▸ **Exercise directions**
Reproduce the material in full, unchanged.

▸ **Available data**

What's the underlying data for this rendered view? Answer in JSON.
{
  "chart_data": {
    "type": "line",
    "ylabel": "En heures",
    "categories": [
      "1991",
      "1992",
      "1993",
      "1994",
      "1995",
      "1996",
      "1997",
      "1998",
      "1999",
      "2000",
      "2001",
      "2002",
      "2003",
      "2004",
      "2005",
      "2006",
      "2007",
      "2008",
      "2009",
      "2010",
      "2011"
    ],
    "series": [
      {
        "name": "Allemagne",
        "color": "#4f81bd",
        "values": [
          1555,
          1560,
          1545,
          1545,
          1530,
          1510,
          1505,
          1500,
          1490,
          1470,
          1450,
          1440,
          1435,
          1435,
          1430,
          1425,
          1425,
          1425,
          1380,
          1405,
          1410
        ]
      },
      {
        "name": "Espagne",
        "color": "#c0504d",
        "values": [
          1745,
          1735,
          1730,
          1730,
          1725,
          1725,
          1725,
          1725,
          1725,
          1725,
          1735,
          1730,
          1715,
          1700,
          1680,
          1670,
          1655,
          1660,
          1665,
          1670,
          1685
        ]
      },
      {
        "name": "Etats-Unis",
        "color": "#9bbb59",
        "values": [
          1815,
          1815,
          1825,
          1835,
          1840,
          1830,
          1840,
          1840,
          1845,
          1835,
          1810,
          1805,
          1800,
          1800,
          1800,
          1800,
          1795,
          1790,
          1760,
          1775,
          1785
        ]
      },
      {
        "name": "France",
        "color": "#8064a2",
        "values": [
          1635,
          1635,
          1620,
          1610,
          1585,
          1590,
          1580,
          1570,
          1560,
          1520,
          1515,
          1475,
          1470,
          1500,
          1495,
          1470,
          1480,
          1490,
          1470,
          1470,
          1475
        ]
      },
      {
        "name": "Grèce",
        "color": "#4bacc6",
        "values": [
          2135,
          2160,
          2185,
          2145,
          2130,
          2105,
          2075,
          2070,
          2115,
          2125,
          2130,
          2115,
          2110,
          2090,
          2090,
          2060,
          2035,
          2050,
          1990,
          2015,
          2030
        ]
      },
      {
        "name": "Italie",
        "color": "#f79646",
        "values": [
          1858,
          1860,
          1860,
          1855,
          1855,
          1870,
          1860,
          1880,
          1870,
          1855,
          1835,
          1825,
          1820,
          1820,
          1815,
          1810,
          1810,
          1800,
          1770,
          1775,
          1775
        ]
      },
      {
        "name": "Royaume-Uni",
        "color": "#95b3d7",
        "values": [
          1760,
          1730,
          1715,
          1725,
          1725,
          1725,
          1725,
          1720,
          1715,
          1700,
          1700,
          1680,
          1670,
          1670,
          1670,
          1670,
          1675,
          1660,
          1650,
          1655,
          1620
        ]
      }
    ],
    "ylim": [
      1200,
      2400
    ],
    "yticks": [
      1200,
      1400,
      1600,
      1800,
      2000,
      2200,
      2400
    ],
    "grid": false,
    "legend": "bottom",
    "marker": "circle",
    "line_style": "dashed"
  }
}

▸ **Answer to this problem**
What's the underlying data for this rendered view? Answer in JSON.
{
  "chart_data": {
    "type": "line",
    "ylabel": "En heures",
    "categories": [
      "1991",
      "1992",
      "1993",
      "1994",
      "1995",
      "1996",
      "1997",
      "1998",
      "1999",
      "2000",
      "2001",
      "2002",
      "2003",
      "2004",
      "2005",
      "2006",
      "2007",
      "2008",
      "2009",
      "2010",
      "2011"
    ],
    "series": [
      {
        "name": "Allemagne",
        "color": "#4f81bd",
        "values": [
          1555,
          1560,
          1545,
          1545,
          1530,
          1510,
          1505,
          1500,
          1490,
          1470,
          1450,
          1440,
          1435,
          1435,
          1430,
          1425,
          1425,
          1425,
          1380,
          1405,
          1410
        ]
      },
      {
        "name": "Espagne",
        "color": "#c0504d",
        "values": [
          1745,
          1735,
          1730,
          1730,
          1725,
          1725,
          1725,
          1725,
          1725,
          1725,
          1735,
          1730,
          1715,
          1700,
          1680,
          1670,
          1655,
          1660,
          1665,
          1670,
          1685
        ]
      },
      {
        "name": "Etats-Unis",
        "color": "#9bbb59",
        "values": [
          1815,
          1815,
          1825,
          1835,
          1840,
          1830,
          1840,
          1840,
          1845,
          1835,
          1810,
          1805,
          1800,
          1800,
          1800,
          1800,
          1795,
          1790,
          1760,
          1775,
          1785
        ]
      },
      {
        "name": "France",
        "color": "#8064a2",
        "values": [
          1635,
          1635,
          1620,
          1610,
          1585,
          1590,
          1580,
          1570,
          1560,
          1520,
          1515,
          1475,
          1470,
          1500,
          1495,
          1470,
          1480,
          1490,
          1470,
          1470,
          1475
        ]
      },
      {
        "name": "Grèce",
        "color": "#4bacc6",
        "values": [
          2135,
          2160,
          2185,
          2145,
          2130,
          2105,
          2075,
          2070,
          2115,
          2125,
          2130,
          2115,
          2110,
          2090,
          2090,
          2060,
          2035,
          2050,
          1990,
          2015,
          2030
        ]
      },
      {
        "name": "Italie",
        "color": "#f79646",
        "values": [
          1858,
          1860,
          1860,
          1855,
          1855,
          1870,
          1860,
          1880,
          1870,
          1855,
          1835,
          1825,
          1820,
          1820,
          1815,
          1810,
          1810,
          1800,
          1770,
          1775,
          1775
        ]
      },
      {
        "name": "Royaume-Uni",
        "color": "#95b3d7",
        "values": [
          1760,
          1730,
          1715,
          1725,
          1725,
          1725,
          1725,
          1720,
          1715,
          1700,
          1700,
          1680,
          1670,
          1670,
          1670,
          1670,
          1675,
          1660,
          1650,
          1655,
          1620
        ]
      }
    ],
    "ylim": [
      1200,
      2400
    ],
    "yticks": [
      1200,
      1400,
      1600,
      1800,
      2000,
      2200,
      2400
    ],
    "grid": false,
    "legend": "bottom",
    "marker": "circle",
    "line_style": "dashed"
  }
}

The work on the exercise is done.